** BEGIN Supplied passage **
Releasing disaster funds before crises would transform humanitarian response, says WFP-IFRC joint statement
(This story is a joint statement by the IFRC and the World Food Programme, issued simultaneously as a press release in Rome, Geneva and at the COP 21 meeting in Paris.)
As the world negotiates a new climate deal, the United Nations World Food Programme (WFP) and the IFRC, together with German Red Cross (GRC), have unveiled a forecast-based approach which would transform the humanitarian system.
The new approach will release funds for disaster preparedness and response before the crisis occurs while providing the necessary funds for resilience building activities.
WFP’s Food Security Climate Resilience Facility (FoodSECuRE) will shift the humanitarian model from a reactive system to one that looks forward and saves more lives, time and money.
Both FoodSECuRE and a Red Cross project in Uganda – among a range of Red Cross-Red Crescent forecast-based financing pilot projects – have been activated in recent weeks to meet climate-related disasters, the dramatic predictions of El Niño and extreme weather.
‘Tools to respond’
An anticipatory response not only protects people’s lives; new WFP research shows it also saves money.
A 2015 FoodSECuRE analysis in Sudan and Niger shows that using a forecast-based system would lower the cost of the humanitarian response by 50 per cent.
FoodSECuRE unlocks funds before disasters, but also ensures that funds are available between cycles of disasters, because only through reliable, multi-year funding will vulnerable people build their resilience to the effects of climate change.
** END Supplied passage **
According to the joint statement on forecast-based disaster funding, why does FoodSECuRE make sure funds are available between cycles of disasters?
** BEGIN Information provided **
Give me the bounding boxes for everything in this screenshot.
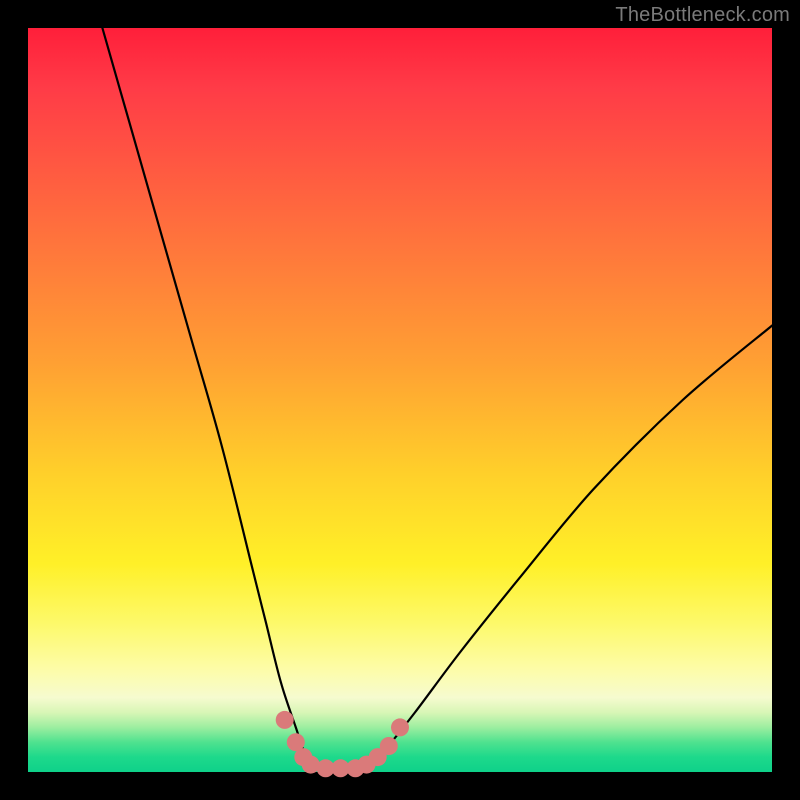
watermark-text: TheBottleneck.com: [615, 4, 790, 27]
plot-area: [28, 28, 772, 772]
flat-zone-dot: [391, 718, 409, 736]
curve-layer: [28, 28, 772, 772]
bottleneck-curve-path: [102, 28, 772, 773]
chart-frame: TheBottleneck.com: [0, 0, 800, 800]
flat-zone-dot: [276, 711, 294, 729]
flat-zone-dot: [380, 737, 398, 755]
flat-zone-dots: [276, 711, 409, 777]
** END Information provided **
** BEGIN Information provided **
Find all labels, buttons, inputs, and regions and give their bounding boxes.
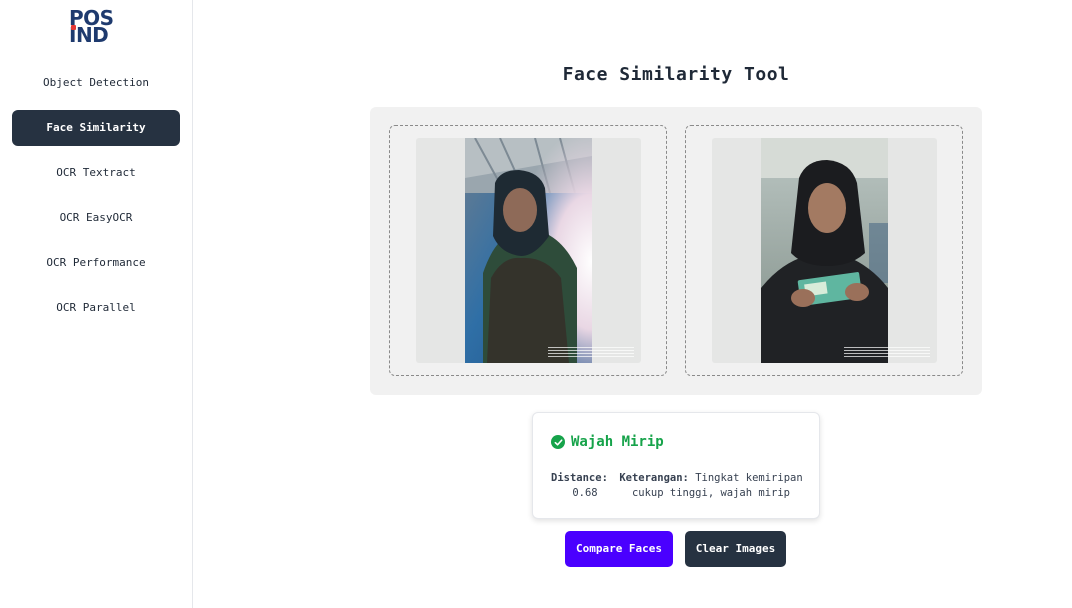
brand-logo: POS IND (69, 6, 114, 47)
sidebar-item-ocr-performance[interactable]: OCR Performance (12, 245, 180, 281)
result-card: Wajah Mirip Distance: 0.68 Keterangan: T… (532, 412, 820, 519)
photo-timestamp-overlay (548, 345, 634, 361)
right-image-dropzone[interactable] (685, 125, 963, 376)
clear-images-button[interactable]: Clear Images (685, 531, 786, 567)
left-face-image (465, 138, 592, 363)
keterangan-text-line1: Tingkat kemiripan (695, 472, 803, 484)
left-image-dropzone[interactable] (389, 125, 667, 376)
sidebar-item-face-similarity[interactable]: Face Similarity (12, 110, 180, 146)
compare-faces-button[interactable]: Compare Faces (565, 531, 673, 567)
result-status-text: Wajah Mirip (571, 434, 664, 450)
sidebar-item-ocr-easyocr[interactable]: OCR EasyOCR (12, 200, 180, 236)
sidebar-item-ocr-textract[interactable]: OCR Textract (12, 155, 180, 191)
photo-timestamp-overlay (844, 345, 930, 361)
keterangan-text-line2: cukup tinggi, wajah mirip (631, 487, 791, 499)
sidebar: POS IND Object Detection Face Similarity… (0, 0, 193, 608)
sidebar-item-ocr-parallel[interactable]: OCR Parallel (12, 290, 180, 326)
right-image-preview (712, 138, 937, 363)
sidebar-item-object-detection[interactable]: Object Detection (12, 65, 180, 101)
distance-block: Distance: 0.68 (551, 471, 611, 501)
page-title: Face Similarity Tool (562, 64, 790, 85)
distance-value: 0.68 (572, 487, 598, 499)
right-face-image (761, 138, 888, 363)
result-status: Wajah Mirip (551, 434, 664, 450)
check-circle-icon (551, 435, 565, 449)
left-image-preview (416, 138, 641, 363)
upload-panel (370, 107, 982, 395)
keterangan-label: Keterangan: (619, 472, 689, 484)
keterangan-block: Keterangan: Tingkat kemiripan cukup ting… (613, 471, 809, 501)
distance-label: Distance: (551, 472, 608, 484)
** END Information provided **
▶ Solution for this exercise: FoodSECuRE keeps funds available between disaster cycles because only reliable, multi-year funding will let vulnerable people build their resilience to the effects of climate change.